GOAL OF THE EXERCISE — Identify the lines that contain the string "COURT", then copy each of them.

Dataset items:
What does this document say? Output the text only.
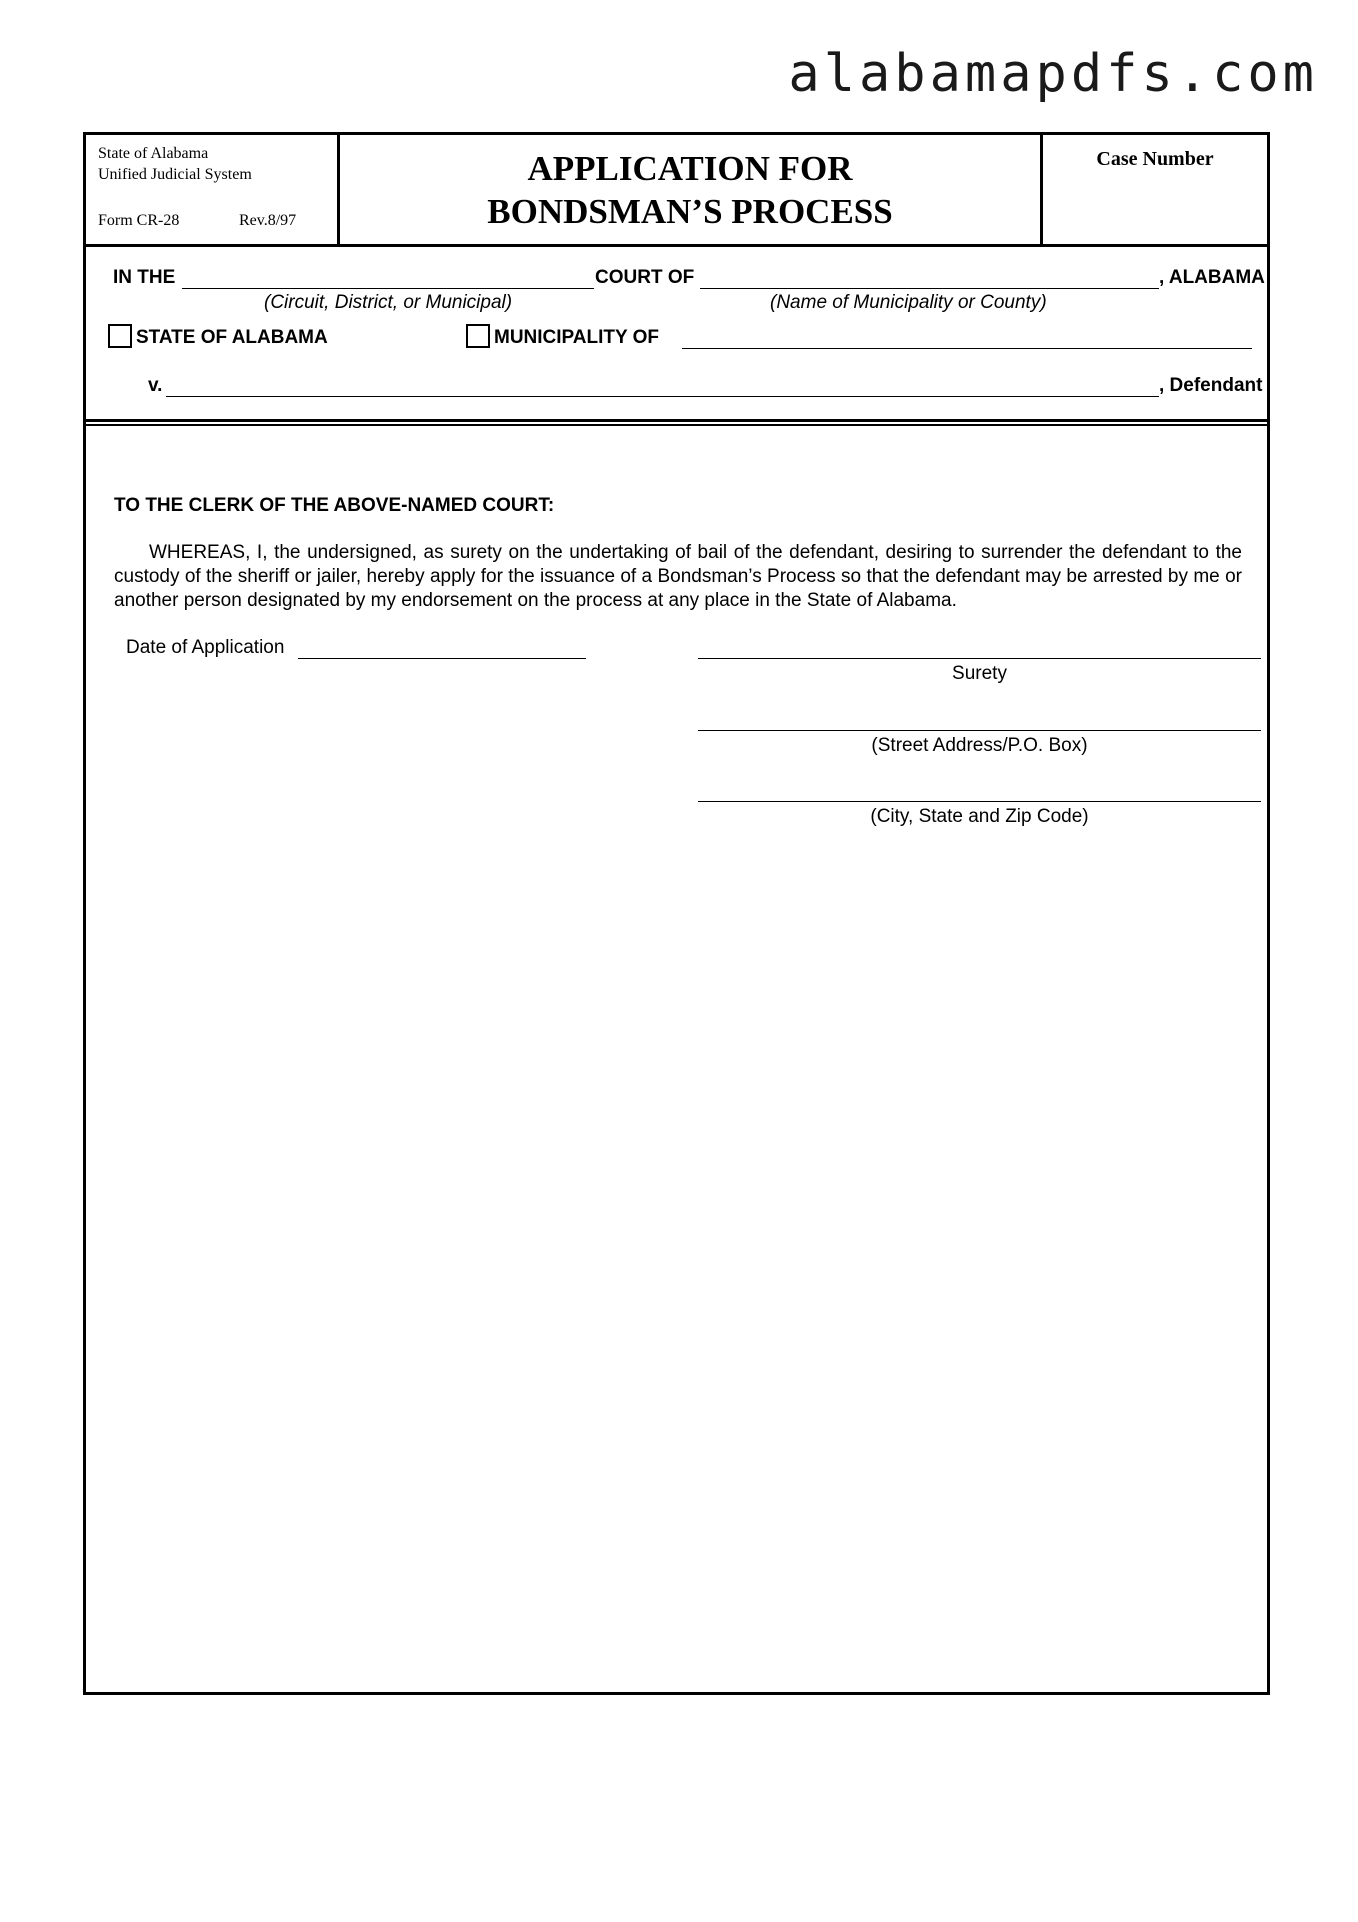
alabamapdfs.com
State of Alabama
Unified Judicial System
Form CR-28	Rev.8/97
APPLICATION FOR
BONDSMAN’S PROCESS
Case Number
IN THE	COURT OF	, ALABAMA
(Circuit, District, or Municipal)	(Name of Municipality or County)
STATE OF ALABAMA	MUNICIPALITY OF
v.	, Defendant
TO THE CLERK OF THE ABOVE-NAMED COURT:
WHEREAS, I, the undersigned, as surety on the undertaking of bail of the defendant, desiring to surrender the defendant to the custody of the sheriff or jailer, hereby apply for the issuance of a Bondsman’s Process so that the defendant may be arrested by me or another person designated by my endorsement on the process at any place in the State of Alabama.
Date of Application
Surety
(Street Address/P.O. Box)
(City, State and Zip Code)
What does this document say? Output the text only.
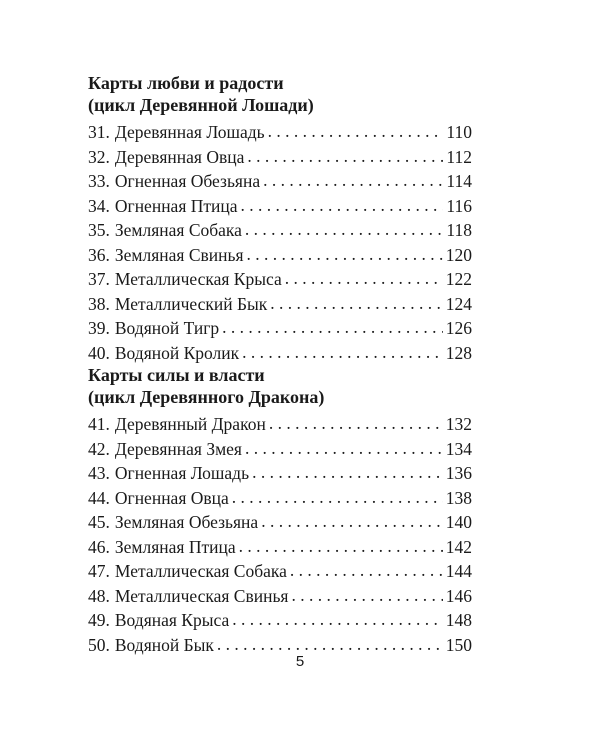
Карты любви и радости
(цикл Деревянной Лошади)
31. Деревянная Лошадь . . .	110
32. Деревянная Овца . . .	112
33. Огненная Обезьяна . . .	114
34. Огненная Птица . . .	116
35. Земляная Собака . . .	118
36. Земляная Свинья . . .	120
37. Металлическая Крыса . . .	122
38. Металлический Бык . . .	124
39. Водяной Тигр . . .	126
40. Водяной Кролик . . .	128
Карты силы и власти
(цикл Деревянного Дракона)
41. Деревянный Дракон . . .	132
42. Деревянная Змея . . .	134
43. Огненная Лошадь . . .	136
44. Огненная Овца . . .	138
45. Земляная Обезьяна . . .	140
46. Земляная Птица . . .	142
47. Металлическая Собака . . .	144
48. Металлическая Свинья . . .	146
49. Водяная Крыса . . .	148
50. Водяной Бык . . .	150
5
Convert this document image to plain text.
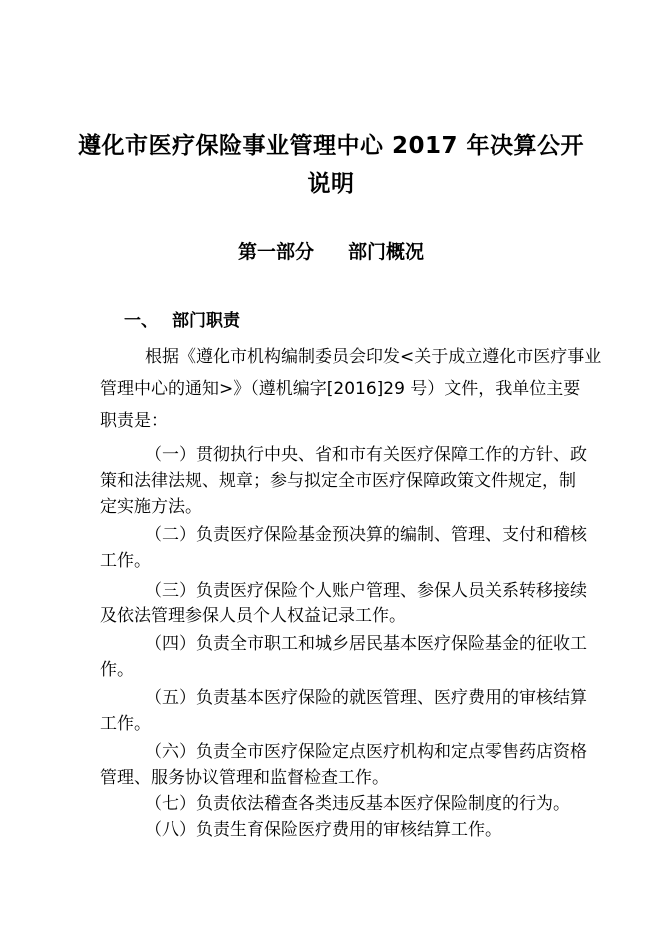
遵化市医疗保险事业管理中心 2017 年决算公开
说明
第一部分 部门概况
一、 部门职责
根据《遵化市机构编制委员会印发<关于成立遵化市医疗事业
管理中心的通知>》（遵机编字[2016]29 号）文件，我单位主要
职责是：
（一）贯彻执行中央、省和市有关医疗保障工作的方针、政
策和法律法规、规章；参与拟定全市医疗保障政策文件规定，制
定实施方法。
（二）负责医疗保险基金预决算的编制、管理、支付和稽核
工作。
（三）负责医疗保险个人账户管理、参保人员关系转移接续
及依法管理参保人员个人权益记录工作。
（四）负责全市职工和城乡居民基本医疗保险基金的征收工
作。
（五）负责基本医疗保险的就医管理、医疗费用的审核结算
工作。
（六）负责全市医疗保险定点医疗机构和定点零售药店资格
管理、服务协议管理和监督检查工作。
（七）负责依法稽查各类违反基本医疗保险制度的行为。
（八）负责生育保险医疗费用的审核结算工作。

WRITTEN SOLUTION —
IN THE	COURT OF	, ALABAMA
TO THE CLERK OF THE ABOVE-NAMED COURT:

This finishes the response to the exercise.